Short exercise: Some lines in the records below may hold the word "испортить"; give the number of those lines and nothing else.

Raw records:
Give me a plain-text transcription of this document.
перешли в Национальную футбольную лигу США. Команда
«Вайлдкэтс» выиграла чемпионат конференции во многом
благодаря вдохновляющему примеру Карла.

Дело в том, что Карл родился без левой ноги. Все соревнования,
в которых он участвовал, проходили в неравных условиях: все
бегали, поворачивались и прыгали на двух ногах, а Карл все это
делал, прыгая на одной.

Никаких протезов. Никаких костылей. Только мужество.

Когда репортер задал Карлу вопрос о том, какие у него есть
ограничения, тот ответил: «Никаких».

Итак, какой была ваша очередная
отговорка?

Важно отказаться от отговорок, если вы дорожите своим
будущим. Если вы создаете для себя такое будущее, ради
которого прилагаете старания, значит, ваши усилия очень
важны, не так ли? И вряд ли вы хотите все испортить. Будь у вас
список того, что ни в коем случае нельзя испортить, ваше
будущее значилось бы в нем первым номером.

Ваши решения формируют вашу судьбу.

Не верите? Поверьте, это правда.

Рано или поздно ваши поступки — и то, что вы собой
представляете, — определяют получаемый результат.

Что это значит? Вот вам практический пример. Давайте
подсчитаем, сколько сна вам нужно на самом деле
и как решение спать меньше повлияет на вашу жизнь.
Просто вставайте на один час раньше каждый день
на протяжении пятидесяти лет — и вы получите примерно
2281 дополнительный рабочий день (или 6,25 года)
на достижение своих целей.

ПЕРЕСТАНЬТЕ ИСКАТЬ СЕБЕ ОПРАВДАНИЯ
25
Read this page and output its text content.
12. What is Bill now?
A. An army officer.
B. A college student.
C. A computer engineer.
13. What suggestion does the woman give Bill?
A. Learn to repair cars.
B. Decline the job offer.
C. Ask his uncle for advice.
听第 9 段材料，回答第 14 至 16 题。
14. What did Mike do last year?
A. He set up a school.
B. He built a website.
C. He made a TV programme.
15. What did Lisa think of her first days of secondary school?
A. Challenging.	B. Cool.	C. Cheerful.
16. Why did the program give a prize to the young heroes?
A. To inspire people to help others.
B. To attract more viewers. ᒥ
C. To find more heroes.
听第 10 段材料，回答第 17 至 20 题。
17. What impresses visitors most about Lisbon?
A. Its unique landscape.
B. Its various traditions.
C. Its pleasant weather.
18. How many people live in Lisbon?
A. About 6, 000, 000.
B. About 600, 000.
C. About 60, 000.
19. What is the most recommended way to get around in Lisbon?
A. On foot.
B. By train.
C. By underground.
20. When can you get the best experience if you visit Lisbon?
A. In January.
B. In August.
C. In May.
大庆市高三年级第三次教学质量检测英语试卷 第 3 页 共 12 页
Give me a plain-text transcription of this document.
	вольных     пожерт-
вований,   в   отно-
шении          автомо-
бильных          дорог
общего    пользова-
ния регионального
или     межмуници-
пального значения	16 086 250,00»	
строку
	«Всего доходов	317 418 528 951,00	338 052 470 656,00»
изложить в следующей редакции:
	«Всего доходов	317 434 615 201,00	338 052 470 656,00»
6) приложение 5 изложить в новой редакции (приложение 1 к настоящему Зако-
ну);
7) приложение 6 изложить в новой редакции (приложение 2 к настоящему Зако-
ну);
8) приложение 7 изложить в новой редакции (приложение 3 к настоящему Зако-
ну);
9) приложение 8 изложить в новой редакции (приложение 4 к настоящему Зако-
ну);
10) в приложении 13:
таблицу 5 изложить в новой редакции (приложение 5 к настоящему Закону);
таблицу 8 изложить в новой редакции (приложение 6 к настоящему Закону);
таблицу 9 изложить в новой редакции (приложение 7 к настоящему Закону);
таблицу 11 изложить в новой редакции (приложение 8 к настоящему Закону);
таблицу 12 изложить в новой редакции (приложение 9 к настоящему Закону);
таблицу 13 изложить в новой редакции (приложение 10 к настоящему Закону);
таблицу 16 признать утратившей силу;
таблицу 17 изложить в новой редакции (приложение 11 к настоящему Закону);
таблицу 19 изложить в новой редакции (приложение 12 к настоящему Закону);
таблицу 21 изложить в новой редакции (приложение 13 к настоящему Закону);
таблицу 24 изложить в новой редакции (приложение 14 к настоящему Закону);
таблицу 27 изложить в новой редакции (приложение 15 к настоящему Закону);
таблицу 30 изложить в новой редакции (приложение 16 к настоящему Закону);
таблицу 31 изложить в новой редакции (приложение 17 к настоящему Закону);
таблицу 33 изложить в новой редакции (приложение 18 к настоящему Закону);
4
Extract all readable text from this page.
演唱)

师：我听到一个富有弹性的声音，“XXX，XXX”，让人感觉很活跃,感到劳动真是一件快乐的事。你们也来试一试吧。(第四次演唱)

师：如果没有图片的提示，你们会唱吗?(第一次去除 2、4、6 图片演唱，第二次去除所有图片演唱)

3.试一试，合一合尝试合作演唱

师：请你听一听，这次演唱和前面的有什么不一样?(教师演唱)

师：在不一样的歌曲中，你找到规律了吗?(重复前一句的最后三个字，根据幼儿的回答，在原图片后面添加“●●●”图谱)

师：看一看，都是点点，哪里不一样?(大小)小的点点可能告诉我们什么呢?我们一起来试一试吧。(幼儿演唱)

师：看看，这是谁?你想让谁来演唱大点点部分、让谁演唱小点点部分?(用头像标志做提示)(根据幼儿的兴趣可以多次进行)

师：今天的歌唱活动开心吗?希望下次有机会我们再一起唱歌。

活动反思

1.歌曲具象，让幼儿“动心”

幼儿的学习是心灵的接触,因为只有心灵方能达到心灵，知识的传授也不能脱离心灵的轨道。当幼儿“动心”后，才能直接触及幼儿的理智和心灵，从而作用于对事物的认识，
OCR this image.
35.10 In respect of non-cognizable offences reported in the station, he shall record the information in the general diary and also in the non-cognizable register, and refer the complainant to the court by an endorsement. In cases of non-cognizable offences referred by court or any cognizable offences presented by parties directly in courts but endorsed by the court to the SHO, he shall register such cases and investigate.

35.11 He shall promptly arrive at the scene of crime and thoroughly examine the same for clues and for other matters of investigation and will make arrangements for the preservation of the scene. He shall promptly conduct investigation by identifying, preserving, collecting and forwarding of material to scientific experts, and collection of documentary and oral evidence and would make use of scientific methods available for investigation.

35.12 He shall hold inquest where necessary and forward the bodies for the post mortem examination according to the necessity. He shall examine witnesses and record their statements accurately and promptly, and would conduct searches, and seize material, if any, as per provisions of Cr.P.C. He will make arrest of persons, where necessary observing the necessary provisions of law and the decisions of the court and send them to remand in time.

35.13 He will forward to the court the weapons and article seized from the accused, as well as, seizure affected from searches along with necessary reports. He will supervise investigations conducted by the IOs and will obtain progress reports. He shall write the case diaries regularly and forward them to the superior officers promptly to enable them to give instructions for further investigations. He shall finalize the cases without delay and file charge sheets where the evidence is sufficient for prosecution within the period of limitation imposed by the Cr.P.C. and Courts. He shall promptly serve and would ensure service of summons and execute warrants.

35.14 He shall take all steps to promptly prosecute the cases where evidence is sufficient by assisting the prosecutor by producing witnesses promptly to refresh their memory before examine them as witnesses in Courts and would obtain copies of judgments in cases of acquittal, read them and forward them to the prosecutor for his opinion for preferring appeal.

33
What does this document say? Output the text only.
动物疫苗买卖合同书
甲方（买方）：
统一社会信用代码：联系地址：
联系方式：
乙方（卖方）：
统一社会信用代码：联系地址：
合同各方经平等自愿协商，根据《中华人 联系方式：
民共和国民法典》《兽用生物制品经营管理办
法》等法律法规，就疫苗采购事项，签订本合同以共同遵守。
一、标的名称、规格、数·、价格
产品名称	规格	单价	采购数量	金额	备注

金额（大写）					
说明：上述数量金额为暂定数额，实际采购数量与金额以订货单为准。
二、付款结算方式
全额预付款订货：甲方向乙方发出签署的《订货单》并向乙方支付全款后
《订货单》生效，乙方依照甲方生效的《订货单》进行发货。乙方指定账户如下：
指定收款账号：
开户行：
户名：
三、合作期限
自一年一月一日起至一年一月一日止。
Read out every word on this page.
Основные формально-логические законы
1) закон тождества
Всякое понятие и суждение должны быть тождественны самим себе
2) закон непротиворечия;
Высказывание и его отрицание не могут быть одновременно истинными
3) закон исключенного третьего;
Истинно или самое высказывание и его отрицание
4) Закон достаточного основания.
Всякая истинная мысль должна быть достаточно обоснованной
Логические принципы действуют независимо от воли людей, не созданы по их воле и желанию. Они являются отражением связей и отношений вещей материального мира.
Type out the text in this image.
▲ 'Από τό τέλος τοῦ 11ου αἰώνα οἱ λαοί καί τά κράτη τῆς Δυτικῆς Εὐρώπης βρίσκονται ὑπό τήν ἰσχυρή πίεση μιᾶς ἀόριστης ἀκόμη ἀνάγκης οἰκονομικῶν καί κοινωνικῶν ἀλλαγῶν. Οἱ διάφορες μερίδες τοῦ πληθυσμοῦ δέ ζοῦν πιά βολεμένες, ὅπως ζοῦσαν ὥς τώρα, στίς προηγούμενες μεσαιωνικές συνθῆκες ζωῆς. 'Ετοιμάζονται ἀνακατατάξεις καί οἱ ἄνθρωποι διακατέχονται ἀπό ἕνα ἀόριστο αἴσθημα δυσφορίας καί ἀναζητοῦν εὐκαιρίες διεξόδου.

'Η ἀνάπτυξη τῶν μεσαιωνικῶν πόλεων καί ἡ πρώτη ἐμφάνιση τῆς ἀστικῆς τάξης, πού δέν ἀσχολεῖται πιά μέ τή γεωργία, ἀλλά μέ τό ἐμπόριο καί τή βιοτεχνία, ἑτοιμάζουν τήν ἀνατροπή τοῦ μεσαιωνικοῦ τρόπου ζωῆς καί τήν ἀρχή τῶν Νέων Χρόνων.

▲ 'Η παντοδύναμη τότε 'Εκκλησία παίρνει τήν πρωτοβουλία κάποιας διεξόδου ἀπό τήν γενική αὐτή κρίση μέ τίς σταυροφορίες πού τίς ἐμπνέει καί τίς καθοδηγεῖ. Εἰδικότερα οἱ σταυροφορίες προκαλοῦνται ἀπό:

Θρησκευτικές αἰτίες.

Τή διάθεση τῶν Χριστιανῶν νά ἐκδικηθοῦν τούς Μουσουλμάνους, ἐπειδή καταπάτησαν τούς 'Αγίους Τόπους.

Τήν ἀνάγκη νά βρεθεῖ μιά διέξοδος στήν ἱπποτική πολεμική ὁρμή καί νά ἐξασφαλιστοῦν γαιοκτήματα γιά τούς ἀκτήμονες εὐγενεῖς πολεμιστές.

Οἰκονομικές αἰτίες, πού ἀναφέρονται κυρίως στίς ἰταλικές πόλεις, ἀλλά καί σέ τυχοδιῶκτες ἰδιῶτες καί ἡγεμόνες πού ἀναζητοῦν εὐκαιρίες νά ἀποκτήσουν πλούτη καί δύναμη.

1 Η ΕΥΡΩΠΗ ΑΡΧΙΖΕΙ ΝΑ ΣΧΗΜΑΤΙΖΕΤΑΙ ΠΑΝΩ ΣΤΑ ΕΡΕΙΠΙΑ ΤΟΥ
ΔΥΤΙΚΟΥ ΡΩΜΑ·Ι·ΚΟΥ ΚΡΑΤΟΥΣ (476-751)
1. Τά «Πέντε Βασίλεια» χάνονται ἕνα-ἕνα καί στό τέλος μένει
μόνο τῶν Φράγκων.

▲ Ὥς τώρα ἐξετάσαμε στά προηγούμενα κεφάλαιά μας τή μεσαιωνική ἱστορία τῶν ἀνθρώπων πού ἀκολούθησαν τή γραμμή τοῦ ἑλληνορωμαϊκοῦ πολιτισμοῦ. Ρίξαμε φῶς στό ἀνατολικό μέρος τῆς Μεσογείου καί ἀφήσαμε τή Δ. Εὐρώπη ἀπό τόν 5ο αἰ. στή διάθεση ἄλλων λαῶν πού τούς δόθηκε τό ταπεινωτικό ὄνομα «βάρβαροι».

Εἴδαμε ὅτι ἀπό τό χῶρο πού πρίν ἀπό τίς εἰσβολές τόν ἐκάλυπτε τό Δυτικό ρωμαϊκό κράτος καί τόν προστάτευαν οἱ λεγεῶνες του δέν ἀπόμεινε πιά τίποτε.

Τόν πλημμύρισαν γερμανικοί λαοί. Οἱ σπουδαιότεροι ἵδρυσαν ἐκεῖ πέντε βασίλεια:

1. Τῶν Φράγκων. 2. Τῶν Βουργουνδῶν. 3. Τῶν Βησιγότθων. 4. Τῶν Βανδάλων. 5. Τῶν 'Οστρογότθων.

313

Solution to this problem: 2